-- BEGIN DATASET ROWS --

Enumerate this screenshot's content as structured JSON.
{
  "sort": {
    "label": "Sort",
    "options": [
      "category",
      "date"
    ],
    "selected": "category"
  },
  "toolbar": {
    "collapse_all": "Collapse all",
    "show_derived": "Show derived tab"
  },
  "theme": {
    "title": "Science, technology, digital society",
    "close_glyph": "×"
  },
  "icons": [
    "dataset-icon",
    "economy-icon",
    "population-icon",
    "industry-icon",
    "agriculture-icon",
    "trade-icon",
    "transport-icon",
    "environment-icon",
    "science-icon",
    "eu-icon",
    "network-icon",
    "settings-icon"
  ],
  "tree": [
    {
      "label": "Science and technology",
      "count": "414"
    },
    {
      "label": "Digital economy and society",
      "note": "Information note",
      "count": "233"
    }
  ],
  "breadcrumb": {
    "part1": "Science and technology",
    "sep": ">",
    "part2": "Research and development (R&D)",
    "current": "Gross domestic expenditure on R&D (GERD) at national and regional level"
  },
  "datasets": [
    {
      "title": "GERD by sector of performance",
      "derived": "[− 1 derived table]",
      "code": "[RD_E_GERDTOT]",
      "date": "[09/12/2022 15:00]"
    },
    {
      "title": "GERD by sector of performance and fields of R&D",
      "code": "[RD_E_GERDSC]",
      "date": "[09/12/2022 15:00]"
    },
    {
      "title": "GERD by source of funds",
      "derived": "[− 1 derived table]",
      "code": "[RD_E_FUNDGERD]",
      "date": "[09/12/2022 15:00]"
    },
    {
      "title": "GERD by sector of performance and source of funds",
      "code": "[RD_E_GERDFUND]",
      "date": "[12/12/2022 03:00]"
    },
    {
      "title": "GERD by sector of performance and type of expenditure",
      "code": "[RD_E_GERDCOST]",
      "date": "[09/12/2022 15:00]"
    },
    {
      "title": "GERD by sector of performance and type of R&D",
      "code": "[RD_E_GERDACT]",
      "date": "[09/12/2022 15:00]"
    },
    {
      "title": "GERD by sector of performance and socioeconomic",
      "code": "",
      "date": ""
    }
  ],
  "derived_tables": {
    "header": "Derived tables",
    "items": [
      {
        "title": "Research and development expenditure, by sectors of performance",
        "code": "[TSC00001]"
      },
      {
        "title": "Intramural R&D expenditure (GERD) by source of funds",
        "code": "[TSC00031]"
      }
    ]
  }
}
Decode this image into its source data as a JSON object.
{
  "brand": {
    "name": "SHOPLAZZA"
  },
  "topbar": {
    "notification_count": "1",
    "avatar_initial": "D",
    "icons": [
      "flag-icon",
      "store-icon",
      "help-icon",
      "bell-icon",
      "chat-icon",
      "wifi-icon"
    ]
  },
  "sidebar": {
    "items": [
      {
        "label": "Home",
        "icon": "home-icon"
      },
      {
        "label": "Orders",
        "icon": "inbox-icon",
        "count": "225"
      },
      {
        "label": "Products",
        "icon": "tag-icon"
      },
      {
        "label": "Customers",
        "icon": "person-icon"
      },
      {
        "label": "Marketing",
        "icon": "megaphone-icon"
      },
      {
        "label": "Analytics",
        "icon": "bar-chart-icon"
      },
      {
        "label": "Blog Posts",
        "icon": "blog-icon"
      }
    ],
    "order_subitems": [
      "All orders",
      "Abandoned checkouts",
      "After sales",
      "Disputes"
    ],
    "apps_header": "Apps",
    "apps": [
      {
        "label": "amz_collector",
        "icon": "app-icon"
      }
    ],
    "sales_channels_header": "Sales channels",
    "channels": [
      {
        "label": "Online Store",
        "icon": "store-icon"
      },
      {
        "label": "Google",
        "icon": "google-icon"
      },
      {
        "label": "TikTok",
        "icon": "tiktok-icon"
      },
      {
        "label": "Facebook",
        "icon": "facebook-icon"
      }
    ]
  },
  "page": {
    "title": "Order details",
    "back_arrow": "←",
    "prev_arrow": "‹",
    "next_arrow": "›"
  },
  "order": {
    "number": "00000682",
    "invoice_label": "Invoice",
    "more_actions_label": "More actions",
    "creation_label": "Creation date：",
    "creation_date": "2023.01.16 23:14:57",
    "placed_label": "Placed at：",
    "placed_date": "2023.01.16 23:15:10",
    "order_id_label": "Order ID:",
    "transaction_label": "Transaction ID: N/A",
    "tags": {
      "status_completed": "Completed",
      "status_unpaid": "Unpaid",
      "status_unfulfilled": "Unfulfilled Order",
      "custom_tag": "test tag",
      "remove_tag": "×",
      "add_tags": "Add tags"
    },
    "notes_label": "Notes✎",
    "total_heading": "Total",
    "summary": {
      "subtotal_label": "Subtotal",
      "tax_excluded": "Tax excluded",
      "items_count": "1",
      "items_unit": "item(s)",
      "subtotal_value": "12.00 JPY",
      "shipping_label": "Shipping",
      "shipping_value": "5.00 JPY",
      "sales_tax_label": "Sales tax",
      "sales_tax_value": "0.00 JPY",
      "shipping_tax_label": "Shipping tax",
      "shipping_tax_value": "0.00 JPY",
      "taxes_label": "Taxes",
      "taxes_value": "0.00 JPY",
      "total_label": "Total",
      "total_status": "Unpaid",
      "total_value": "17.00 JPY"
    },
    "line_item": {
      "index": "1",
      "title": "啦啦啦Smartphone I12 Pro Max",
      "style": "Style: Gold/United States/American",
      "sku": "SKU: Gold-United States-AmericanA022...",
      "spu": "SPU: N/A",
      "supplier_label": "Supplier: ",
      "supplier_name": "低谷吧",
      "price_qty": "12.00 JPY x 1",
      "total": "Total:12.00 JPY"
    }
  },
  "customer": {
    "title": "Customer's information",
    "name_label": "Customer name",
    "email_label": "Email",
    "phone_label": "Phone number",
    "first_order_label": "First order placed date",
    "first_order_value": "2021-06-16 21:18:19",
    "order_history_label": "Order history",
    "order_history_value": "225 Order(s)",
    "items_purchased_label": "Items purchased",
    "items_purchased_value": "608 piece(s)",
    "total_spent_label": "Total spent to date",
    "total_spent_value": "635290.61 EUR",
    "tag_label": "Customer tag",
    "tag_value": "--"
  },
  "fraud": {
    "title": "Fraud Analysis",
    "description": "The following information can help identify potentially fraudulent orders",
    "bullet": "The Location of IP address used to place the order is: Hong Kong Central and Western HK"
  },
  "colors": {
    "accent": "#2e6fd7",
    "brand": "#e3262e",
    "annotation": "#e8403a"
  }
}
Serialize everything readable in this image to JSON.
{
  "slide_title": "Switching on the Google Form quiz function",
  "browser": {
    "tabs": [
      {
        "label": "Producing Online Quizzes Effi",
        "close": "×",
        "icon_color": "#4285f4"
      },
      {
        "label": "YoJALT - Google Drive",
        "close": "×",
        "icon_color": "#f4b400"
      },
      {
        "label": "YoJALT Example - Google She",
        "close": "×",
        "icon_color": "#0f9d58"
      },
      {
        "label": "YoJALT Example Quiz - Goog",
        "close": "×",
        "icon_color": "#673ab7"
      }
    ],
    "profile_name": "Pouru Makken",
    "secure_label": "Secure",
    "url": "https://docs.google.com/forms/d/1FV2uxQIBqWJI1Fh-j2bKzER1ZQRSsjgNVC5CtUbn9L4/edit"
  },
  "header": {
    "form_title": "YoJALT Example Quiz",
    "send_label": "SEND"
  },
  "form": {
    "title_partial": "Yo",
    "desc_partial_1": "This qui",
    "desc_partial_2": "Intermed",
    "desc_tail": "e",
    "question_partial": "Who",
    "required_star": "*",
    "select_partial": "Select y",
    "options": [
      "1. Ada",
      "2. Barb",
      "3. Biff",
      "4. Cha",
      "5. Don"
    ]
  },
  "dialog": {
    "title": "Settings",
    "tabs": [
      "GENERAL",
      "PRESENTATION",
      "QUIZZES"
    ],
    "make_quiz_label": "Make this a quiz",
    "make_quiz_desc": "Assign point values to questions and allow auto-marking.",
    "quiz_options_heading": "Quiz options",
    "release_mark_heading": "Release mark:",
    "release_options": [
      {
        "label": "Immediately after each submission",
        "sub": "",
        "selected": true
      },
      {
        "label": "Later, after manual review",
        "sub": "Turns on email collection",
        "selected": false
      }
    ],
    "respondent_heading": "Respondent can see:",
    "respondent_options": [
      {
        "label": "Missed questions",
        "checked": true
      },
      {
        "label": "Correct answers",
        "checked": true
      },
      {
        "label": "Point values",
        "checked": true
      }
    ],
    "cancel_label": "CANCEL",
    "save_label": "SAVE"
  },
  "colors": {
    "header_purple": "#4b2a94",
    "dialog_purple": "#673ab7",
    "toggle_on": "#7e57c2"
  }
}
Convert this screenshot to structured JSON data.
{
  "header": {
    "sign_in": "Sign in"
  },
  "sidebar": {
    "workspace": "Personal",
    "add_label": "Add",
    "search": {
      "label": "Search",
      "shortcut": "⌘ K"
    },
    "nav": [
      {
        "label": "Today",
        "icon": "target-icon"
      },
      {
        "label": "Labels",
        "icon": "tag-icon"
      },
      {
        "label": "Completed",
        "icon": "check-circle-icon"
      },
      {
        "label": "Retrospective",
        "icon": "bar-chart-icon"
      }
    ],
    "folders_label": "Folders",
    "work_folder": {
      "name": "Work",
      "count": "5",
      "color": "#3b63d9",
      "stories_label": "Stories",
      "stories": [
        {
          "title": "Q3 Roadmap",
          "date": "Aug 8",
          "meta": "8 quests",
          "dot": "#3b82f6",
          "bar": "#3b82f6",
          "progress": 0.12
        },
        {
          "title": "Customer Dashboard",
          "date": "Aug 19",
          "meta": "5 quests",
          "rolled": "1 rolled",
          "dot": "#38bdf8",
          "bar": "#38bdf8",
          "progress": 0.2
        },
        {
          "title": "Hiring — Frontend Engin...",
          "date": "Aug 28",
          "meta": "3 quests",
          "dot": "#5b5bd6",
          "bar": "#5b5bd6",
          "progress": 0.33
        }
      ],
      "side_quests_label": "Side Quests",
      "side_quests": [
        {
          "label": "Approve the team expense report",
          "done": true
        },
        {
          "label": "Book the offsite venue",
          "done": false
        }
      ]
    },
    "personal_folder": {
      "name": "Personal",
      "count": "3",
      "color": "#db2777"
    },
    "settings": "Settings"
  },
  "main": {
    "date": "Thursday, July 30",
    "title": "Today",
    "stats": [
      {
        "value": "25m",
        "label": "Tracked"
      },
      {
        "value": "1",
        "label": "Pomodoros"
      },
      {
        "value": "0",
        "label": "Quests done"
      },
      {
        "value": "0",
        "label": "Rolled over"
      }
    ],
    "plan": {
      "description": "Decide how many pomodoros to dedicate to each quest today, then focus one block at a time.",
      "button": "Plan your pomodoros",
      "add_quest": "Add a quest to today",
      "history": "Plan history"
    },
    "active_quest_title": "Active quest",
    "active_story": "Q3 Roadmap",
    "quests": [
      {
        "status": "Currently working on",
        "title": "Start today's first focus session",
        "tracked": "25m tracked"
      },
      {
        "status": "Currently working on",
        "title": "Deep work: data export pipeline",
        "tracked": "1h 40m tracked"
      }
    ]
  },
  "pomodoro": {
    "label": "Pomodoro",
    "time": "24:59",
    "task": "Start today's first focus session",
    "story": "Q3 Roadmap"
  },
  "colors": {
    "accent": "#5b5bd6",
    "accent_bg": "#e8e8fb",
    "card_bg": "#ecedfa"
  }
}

-- END DATASET ROWS --

* _YOUR OBJECTIVE_
Locate the word "selected" in the records above, and return each line that has it.

* _THE ANSWER_
    "selected": "category"
        "selected": true
        "selected": false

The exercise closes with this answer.